------ Dataset rows
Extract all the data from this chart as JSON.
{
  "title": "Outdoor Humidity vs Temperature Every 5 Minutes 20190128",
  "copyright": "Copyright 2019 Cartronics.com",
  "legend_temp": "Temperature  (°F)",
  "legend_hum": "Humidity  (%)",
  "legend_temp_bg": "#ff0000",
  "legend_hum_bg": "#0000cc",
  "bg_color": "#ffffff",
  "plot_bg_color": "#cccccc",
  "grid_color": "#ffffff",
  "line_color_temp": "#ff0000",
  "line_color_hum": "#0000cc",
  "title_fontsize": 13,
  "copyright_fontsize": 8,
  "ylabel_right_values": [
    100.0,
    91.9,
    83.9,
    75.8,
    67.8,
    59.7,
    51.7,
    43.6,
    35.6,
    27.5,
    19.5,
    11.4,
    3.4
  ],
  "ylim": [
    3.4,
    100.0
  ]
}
------------
Set exercise: Pull out and copy each line containing the string "Temperature".

Correct response:
  "title": "Outdoor Humidity vs Temperature Every 5 Minutes 20190128",
  "legend_temp": "Temperature  (°F)",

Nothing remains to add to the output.